**DATA ENTRIES**
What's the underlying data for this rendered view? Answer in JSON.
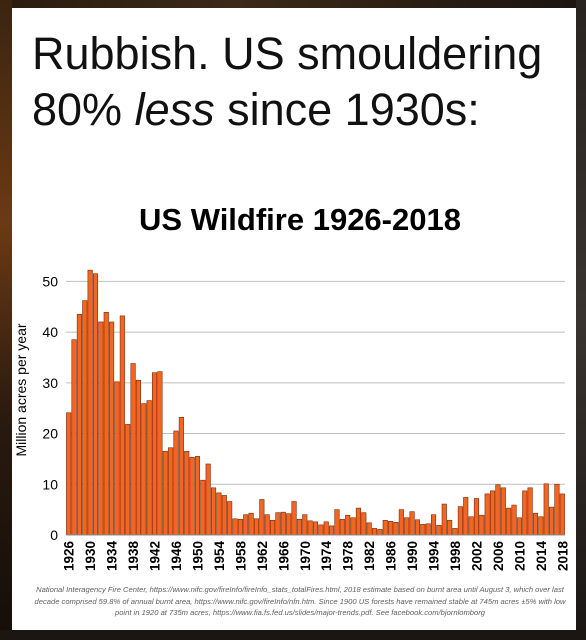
{
  "headline": {
    "line1": "Rubbish. US smouldering",
    "line2_before": "80% ",
    "line2_emphasis": "less",
    "line2_after": " since 1930s:"
  },
  "footnote": "National Interagency Fire Center, https://www.nifc.gov/fireInfo/fireInfo_stats_totalFires.html, 2018 estimate based on burnt area until August 3, which over last decade comprised 59.8% of annual burnt area, https://www.nifc.gov/fireInfo/nfn.htm. Since 1900 US forests have remained stable at 745m acres ±5% with low point in 1920 at 735m acres, https://www.fia.fs.fed.us/slides/major-trends.pdf. See facebook.com/bjornlomborg",
  "colors": {
    "bar_fill": "#F26522",
    "bar_stroke": "#7A2A08",
    "grid": "#BFBFBF"
  },
  "chart_data": {
    "type": "bar",
    "title": "US Wildfire 1926-2018",
    "ylabel": "Million acres per year",
    "xlabel": "",
    "ylim": [
      0,
      55
    ],
    "yticks": [
      0,
      10,
      20,
      30,
      40,
      50
    ],
    "x_tick_labels": [
      "1926",
      "1930",
      "1934",
      "1938",
      "1942",
      "1946",
      "1950",
      "1954",
      "1958",
      "1962",
      "1966",
      "1970",
      "1974",
      "1978",
      "1982",
      "1986",
      "1990",
      "1994",
      "1998",
      "2002",
      "2006",
      "2010",
      "2014",
      "2018"
    ],
    "grid": true,
    "legend": "none",
    "categories": [
      1926,
      1927,
      1928,
      1929,
      1930,
      1931,
      1932,
      1933,
      1934,
      1935,
      1936,
      1937,
      1938,
      1939,
      1940,
      1941,
      1942,
      1943,
      1944,
      1945,
      1946,
      1947,
      1948,
      1949,
      1950,
      1951,
      1952,
      1953,
      1954,
      1955,
      1956,
      1957,
      1958,
      1959,
      1960,
      1961,
      1962,
      1963,
      1964,
      1965,
      1966,
      1967,
      1968,
      1969,
      1970,
      1971,
      1972,
      1973,
      1974,
      1975,
      1976,
      1977,
      1978,
      1979,
      1980,
      1981,
      1982,
      1983,
      1984,
      1985,
      1986,
      1987,
      1988,
      1989,
      1990,
      1991,
      1992,
      1993,
      1994,
      1995,
      1996,
      1997,
      1998,
      1999,
      2000,
      2001,
      2002,
      2003,
      2004,
      2005,
      2006,
      2007,
      2008,
      2009,
      2010,
      2011,
      2012,
      2013,
      2014,
      2015,
      2016,
      2017,
      2018
    ],
    "values": [
      24.1,
      38.5,
      43.5,
      46.2,
      52.2,
      51.5,
      42,
      43.9,
      42,
      30.2,
      43.2,
      21.8,
      33.8,
      30.5,
      25.9,
      26.5,
      32,
      32.2,
      16.5,
      17.2,
      20.5,
      23.2,
      16.5,
      15.3,
      15.5,
      10.8,
      14,
      9.3,
      8.3,
      7.8,
      6.6,
      3.2,
      3.1,
      4,
      4.3,
      3.2,
      7,
      4,
      2.9,
      4.4,
      4.5,
      4.2,
      6.6,
      3.1,
      4,
      2.8,
      2.6,
      2,
      2.6,
      1.8,
      5,
      3.1,
      3.9,
      3.4,
      5.3,
      4.4,
      2.4,
      1.3,
      1.1,
      2.9,
      2.7,
      2.5,
      5,
      3.4,
      4.6,
      3,
      2.1,
      2.2,
      4,
      1.9,
      6.1,
      2.9,
      1.3,
      5.6,
      7.4,
      3.6,
      7.2,
      3.9,
      8.1,
      8.7,
      9.9,
      9.3,
      5.3,
      5.9,
      3.4,
      8.7,
      9.3,
      4.3,
      3.6,
      10.1,
      5.5,
      10,
      8.1
    ]
  }
}
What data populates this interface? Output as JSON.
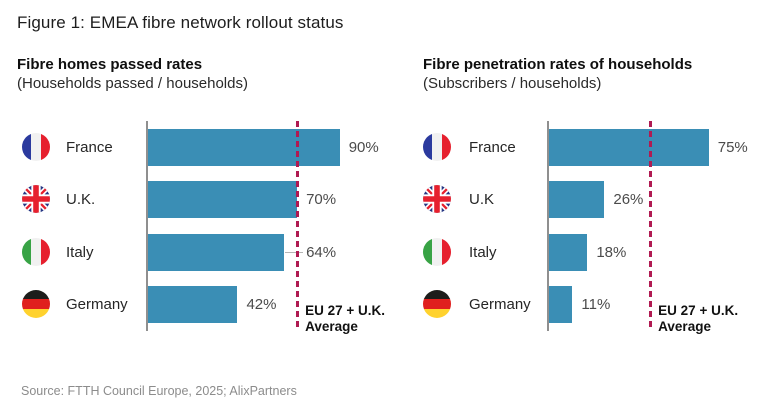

**EXERCISE INSTRUCTIONS**
Your answer should be one number: the count of lines in the data above that include the word "What".

**RESULT FOR THIS EXERCISE**
2